▸ MATERIAL FOR THE TASK:
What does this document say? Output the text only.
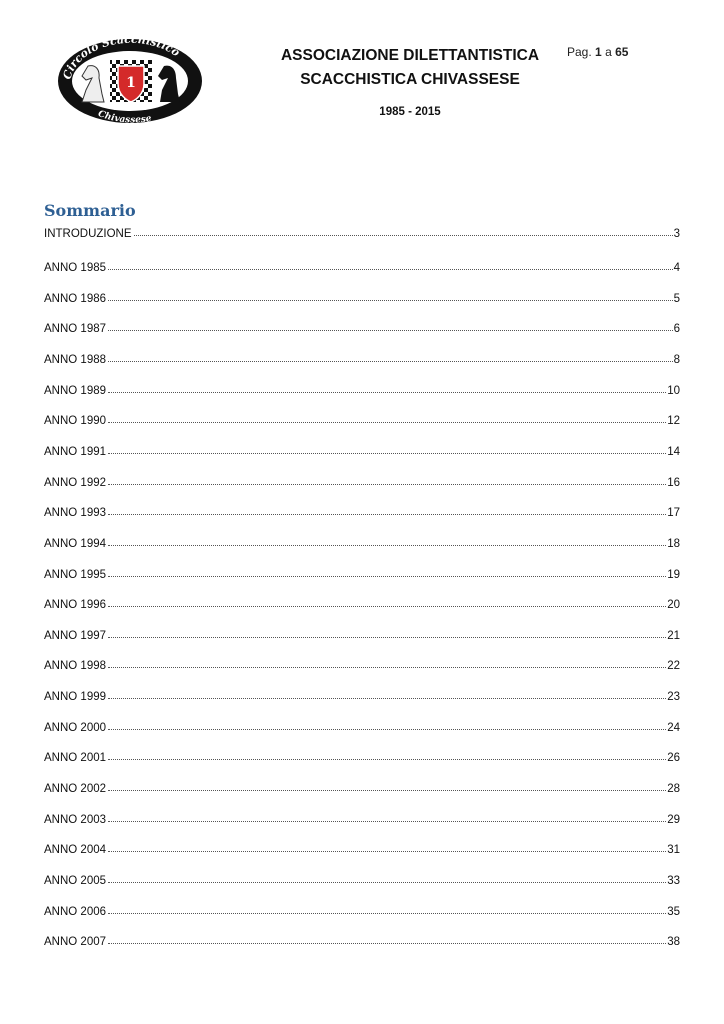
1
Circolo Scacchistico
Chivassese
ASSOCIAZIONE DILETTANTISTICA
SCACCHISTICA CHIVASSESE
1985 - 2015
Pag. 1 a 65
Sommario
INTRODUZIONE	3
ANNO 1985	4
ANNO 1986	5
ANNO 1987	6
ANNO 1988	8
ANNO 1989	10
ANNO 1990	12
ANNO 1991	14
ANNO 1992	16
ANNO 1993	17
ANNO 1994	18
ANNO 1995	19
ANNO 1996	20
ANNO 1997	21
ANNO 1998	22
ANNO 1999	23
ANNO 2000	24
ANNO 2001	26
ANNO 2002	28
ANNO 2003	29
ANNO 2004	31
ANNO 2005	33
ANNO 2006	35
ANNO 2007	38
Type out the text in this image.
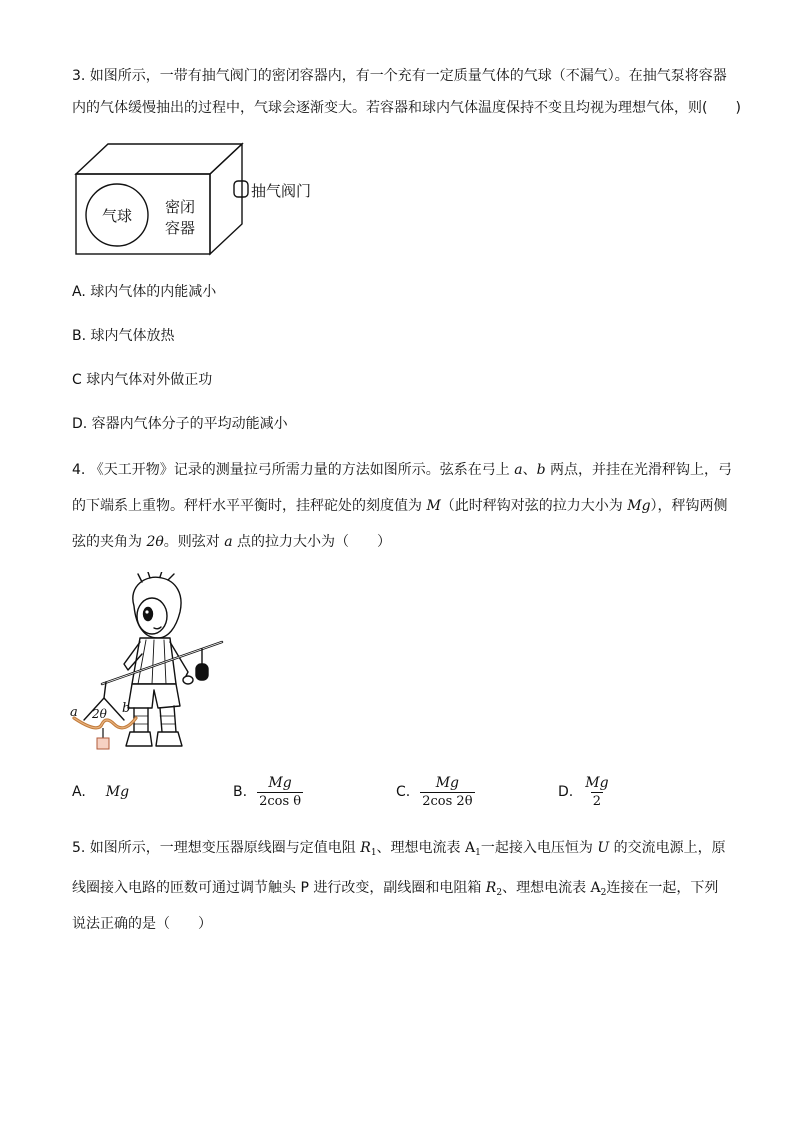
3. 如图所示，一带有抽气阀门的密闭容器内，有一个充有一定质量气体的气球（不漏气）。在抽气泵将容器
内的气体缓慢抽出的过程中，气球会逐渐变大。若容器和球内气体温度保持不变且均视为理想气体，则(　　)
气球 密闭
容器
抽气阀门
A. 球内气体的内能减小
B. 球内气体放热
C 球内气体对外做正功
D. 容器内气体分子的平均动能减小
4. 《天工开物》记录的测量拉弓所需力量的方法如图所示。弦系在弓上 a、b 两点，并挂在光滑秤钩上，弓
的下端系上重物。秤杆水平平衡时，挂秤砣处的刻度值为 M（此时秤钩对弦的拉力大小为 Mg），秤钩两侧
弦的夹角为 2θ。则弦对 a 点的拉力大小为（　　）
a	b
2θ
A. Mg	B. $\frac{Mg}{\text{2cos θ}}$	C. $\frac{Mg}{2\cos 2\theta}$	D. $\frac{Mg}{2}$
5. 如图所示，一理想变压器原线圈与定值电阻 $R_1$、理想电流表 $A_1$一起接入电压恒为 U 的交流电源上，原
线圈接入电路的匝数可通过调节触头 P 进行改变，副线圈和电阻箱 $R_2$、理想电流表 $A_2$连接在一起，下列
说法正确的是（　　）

--

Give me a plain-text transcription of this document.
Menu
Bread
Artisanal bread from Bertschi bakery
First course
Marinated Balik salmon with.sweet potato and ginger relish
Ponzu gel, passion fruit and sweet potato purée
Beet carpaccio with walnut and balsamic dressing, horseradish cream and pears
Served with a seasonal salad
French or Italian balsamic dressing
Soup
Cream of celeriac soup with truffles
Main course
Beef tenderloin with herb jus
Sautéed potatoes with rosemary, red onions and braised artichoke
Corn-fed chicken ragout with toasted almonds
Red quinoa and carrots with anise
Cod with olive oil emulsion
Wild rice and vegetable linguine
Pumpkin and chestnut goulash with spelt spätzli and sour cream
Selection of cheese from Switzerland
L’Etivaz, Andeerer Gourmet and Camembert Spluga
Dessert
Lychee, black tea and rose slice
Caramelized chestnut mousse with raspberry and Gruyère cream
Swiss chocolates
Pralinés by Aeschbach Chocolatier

▸ WORK TO BE COMPLETED:
In the entries above, find each line with the word "dressing" and copy it.

▸ ANSWER BELOW:
Beet carpaccio with walnut and balsamic dressing, horseradish cream and pears
French or Italian balsamic dressing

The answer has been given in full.